┌──

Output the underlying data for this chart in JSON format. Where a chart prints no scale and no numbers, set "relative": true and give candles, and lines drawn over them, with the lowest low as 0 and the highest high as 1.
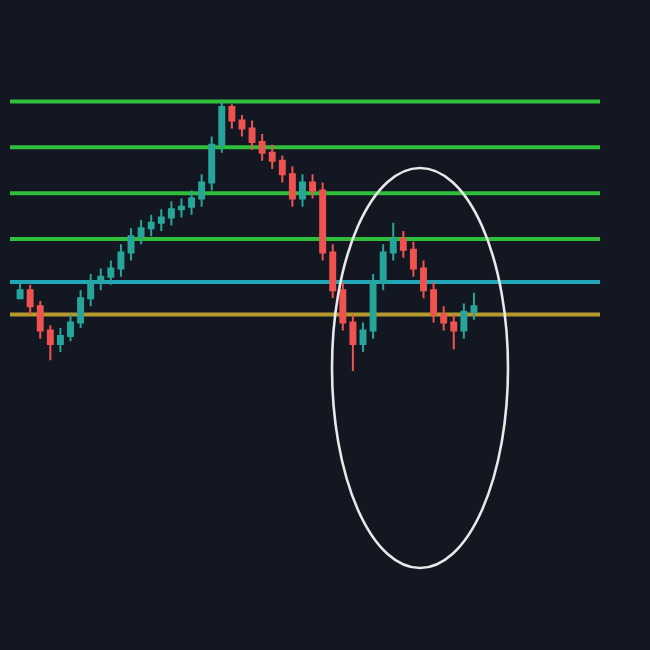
{
  "chart_data": {
    "type": "candlestick",
    "relative": true,
    "categories": [
      null,
      null,
      null,
      null,
      null,
      null,
      null,
      null,
      null,
      null,
      null,
      null,
      null,
      null,
      null,
      null,
      null,
      null,
      null,
      null,
      null,
      null,
      null,
      null,
      null,
      null,
      null,
      null,
      null,
      null,
      null,
      null,
      null,
      null,
      null,
      null,
      null,
      null,
      null,
      null,
      null,
      null,
      null,
      null,
      null,
      null
    ],
    "ohlc": [
      [
        0.27,
        0.33,
        0.27,
        0.3
      ],
      [
        0.3,
        0.32,
        0.21,
        0.24
      ],
      [
        0.24,
        0.26,
        0.12,
        0.15
      ],
      [
        0.15,
        0.17,
        0.04,
        0.1
      ],
      [
        0.1,
        0.16,
        0.07,
        0.13
      ],
      [
        0.13,
        0.21,
        0.11,
        0.18
      ],
      [
        0.18,
        0.3,
        0.16,
        0.27
      ],
      [
        0.27,
        0.36,
        0.24,
        0.33
      ],
      [
        0.33,
        0.38,
        0.3,
        0.35
      ],
      [
        0.35,
        0.41,
        0.32,
        0.38
      ],
      [
        0.38,
        0.47,
        0.35,
        0.44
      ],
      [
        0.44,
        0.53,
        0.41,
        0.5
      ],
      [
        0.5,
        0.56,
        0.47,
        0.53
      ],
      [
        0.53,
        0.58,
        0.5,
        0.55
      ],
      [
        0.55,
        0.6,
        0.52,
        0.57
      ],
      [
        0.57,
        0.63,
        0.54,
        0.6
      ],
      [
        0.6,
        0.64,
        0.57,
        0.61
      ],
      [
        0.61,
        0.67,
        0.58,
        0.64
      ],
      [
        0.64,
        0.73,
        0.61,
        0.7
      ],
      [
        0.7,
        0.87,
        0.67,
        0.84
      ],
      [
        0.84,
        1.0,
        0.81,
        0.98
      ],
      [
        0.98,
        0.99,
        0.9,
        0.93
      ],
      [
        0.93,
        0.95,
        0.87,
        0.9
      ],
      [
        0.9,
        0.93,
        0.82,
        0.85
      ],
      [
        0.85,
        0.88,
        0.78,
        0.81
      ],
      [
        0.81,
        0.84,
        0.75,
        0.78
      ],
      [
        0.78,
        0.8,
        0.7,
        0.73
      ],
      [
        0.73,
        0.76,
        0.61,
        0.64
      ],
      [
        0.64,
        0.73,
        0.61,
        0.7
      ],
      [
        0.7,
        0.73,
        0.64,
        0.67
      ],
      [
        0.67,
        0.7,
        0.41,
        0.44
      ],
      [
        0.44,
        0.47,
        0.27,
        0.3
      ],
      [
        0.3,
        0.33,
        0.15,
        0.18
      ],
      [
        0.18,
        0.21,
        0.0,
        0.1
      ],
      [
        0.1,
        0.18,
        0.07,
        0.15
      ],
      [
        0.15,
        0.36,
        0.12,
        0.33
      ],
      [
        0.33,
        0.47,
        0.3,
        0.44
      ],
      [
        0.44,
        0.55,
        0.41,
        0.49
      ],
      [
        0.49,
        0.52,
        0.42,
        0.45
      ],
      [
        0.45,
        0.48,
        0.35,
        0.38
      ],
      [
        0.38,
        0.41,
        0.27,
        0.3
      ],
      [
        0.3,
        0.33,
        0.18,
        0.21
      ],
      [
        0.21,
        0.24,
        0.15,
        0.18
      ],
      [
        0.18,
        0.21,
        0.08,
        0.15
      ],
      [
        0.15,
        0.25,
        0.12,
        0.22
      ],
      [
        0.22,
        0.29,
        0.19,
        0.24
      ]
    ],
    "ref_lines": [
      {
        "axis": "y",
        "value": 1.0,
        "color": "#2fbf3a"
      },
      {
        "axis": "y",
        "value": 0.83,
        "color": "#2fbf3a"
      },
      {
        "axis": "y",
        "value": 0.66,
        "color": "#2fbf3a"
      },
      {
        "axis": "y",
        "value": 0.49,
        "color": "#2fbf3a"
      },
      {
        "axis": "y",
        "value": 0.33,
        "color": "#22a7b8"
      },
      {
        "axis": "y",
        "value": 0.21,
        "color": "#b59a2e"
      }
    ]
  }
}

└──

== Problem to solve ==
Only lines with the word "relative" should be collected from the material.

== Output of the task ==
Output the underlying data for this chart in JSON format. Where a chart prints no scale and no numbers, set "relative": true and give candles, and lines drawn over them, with the lowest low as 0 and the highest high as 1.
    "relative": true,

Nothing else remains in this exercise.